Exercise materials ->
>>>

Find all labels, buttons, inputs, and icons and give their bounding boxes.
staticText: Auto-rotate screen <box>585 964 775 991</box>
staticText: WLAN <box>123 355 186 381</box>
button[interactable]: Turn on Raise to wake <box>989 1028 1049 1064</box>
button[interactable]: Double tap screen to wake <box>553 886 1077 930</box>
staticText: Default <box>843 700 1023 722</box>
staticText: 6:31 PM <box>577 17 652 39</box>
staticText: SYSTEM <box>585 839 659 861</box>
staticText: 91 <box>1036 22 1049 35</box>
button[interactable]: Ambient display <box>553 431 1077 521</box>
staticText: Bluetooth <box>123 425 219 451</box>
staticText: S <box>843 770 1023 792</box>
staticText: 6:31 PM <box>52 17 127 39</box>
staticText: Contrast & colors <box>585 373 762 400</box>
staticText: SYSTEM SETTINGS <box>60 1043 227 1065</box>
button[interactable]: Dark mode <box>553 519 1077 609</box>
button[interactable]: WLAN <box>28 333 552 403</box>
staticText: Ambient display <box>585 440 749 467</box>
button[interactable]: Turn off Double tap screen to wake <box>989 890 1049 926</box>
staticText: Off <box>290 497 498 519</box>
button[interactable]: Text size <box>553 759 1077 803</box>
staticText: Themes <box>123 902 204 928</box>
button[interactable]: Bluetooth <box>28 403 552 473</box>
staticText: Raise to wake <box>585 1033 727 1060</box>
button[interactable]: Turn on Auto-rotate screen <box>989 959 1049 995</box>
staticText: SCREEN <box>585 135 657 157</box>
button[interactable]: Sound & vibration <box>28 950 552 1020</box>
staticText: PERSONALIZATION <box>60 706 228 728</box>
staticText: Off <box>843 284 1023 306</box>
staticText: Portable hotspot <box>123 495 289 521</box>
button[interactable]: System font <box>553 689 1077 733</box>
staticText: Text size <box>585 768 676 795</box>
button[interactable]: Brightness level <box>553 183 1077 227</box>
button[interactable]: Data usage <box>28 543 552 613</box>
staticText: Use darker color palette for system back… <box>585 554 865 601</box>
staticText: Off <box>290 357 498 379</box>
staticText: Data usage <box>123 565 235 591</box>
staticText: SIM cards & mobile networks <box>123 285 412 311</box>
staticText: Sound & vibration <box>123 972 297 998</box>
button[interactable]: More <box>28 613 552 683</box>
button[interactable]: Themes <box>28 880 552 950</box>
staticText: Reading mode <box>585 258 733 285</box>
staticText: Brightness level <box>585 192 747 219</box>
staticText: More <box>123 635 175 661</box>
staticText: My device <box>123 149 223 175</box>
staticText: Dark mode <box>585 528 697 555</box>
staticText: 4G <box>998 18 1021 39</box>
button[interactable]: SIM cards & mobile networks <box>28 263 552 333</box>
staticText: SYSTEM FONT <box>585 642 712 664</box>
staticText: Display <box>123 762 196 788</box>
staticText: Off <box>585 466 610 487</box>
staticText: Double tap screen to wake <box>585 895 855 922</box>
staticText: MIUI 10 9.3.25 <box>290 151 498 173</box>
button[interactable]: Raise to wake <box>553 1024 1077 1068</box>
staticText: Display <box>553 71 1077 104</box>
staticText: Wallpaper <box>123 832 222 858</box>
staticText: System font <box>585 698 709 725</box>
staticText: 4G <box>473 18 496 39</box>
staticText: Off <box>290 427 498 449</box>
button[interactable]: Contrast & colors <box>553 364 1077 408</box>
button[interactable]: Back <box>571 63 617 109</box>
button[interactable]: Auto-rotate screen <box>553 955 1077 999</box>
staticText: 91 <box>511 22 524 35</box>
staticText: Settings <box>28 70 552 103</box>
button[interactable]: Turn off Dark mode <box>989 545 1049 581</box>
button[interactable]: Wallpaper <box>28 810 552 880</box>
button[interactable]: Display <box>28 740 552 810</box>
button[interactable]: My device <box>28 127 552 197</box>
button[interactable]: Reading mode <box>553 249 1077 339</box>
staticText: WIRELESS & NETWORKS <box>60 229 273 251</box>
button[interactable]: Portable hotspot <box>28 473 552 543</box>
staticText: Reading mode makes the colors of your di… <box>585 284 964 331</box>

<<<

The task -> Reproduce every row above verbatim, leaving each line unchanged.

Answer below ->
Find all labels, buttons, inputs, and icons and give their bounding boxes.
staticText: Auto-rotate screen <box>585 964 775 991</box>
staticText: WLAN <box>123 355 186 381</box>
button[interactable]: Turn on Raise to wake <box>989 1028 1049 1064</box>
button[interactable]: Double tap screen to wake <box>553 886 1077 930</box>
staticText: Default <box>843 700 1023 722</box>
staticText: 6:31 PM <box>577 17 652 39</box>
staticText: SYSTEM <box>585 839 659 861</box>
staticText: 91 <box>1036 22 1049 35</box>
button[interactable]: Ambient display <box>553 431 1077 521</box>
staticText: Bluetooth <box>123 425 219 451</box>
staticText: S <box>843 770 1023 792</box>
staticText: 6:31 PM <box>52 17 127 39</box>
staticText: Contrast & colors <box>585 373 762 400</box>
staticText: SYSTEM SETTINGS <box>60 1043 227 1065</box>
button[interactable]: Dark mode <box>553 519 1077 609</box>
button[interactable]: WLAN <box>28 333 552 403</box>
staticText: Ambient display <box>585 440 749 467</box>
button[interactable]: Turn off Double tap screen to wake <box>989 890 1049 926</box>
staticText: Off <box>290 497 498 519</box>
button[interactable]: Text size <box>553 759 1077 803</box>
staticText: Themes <box>123 902 204 928</box>
button[interactable]: Bluetooth <box>28 403 552 473</box>
staticText: Raise to wake <box>585 1033 727 1060</box>
button[interactable]: Turn on Auto-rotate screen <box>989 959 1049 995</box>
staticText: SCREEN <box>585 135 657 157</box>
button[interactable]: Sound & vibration <box>28 950 552 1020</box>
staticText: PERSONALIZATION <box>60 706 228 728</box>
staticText: Off <box>843 284 1023 306</box>
staticText: Portable hotspot <box>123 495 289 521</box>
button[interactable]: System font <box>553 689 1077 733</box>
staticText: Text size <box>585 768 676 795</box>
button[interactable]: Brightness level <box>553 183 1077 227</box>
button[interactable]: Data usage <box>28 543 552 613</box>
staticText: Use darker color palette for system back… <box>585 554 865 601</box>
staticText: Off <box>290 357 498 379</box>
staticText: Data usage <box>123 565 235 591</box>
staticText: SIM cards & mobile networks <box>123 285 412 311</box>
staticText: Sound & vibration <box>123 972 297 998</box>
button[interactable]: More <box>28 613 552 683</box>
button[interactable]: Themes <box>28 880 552 950</box>
staticText: Reading mode <box>585 258 733 285</box>
staticText: Brightness level <box>585 192 747 219</box>
staticText: More <box>123 635 175 661</box>
staticText: My device <box>123 149 223 175</box>
staticText: Dark mode <box>585 528 697 555</box>
staticText: 4G <box>998 18 1021 39</box>
button[interactable]: SIM cards & mobile networks <box>28 263 552 333</box>
staticText: SYSTEM FONT <box>585 642 712 664</box>
staticText: Display <box>123 762 196 788</box>
staticText: Off <box>585 466 610 487</box>
staticText: Double tap screen to wake <box>585 895 855 922</box>
staticText: MIUI 10 9.3.25 <box>290 151 498 173</box>
button[interactable]: Raise to wake <box>553 1024 1077 1068</box>
staticText: Display <box>553 71 1077 104</box>
staticText: Wallpaper <box>123 832 222 858</box>
staticText: System font <box>585 698 709 725</box>
staticText: 4G <box>473 18 496 39</box>
staticText: Off <box>290 427 498 449</box>
button[interactable]: Contrast & colors <box>553 364 1077 408</box>
button[interactable]: Back <box>571 63 617 109</box>
button[interactable]: Auto-rotate screen <box>553 955 1077 999</box>
staticText: 91 <box>511 22 524 35</box>
staticText: Settings <box>28 70 552 103</box>
button[interactable]: Turn off Dark mode <box>989 545 1049 581</box>
button[interactable]: Wallpaper <box>28 810 552 880</box>
button[interactable]: Display <box>28 740 552 810</box>
button[interactable]: My device <box>28 127 552 197</box>
button[interactable]: Reading mode <box>553 249 1077 339</box>
staticText: WIRELESS & NETWORKS <box>60 229 273 251</box>
button[interactable]: Portable hotspot <box>28 473 552 543</box>
staticText: Reading mode makes the colors of your di… <box>585 284 964 331</box>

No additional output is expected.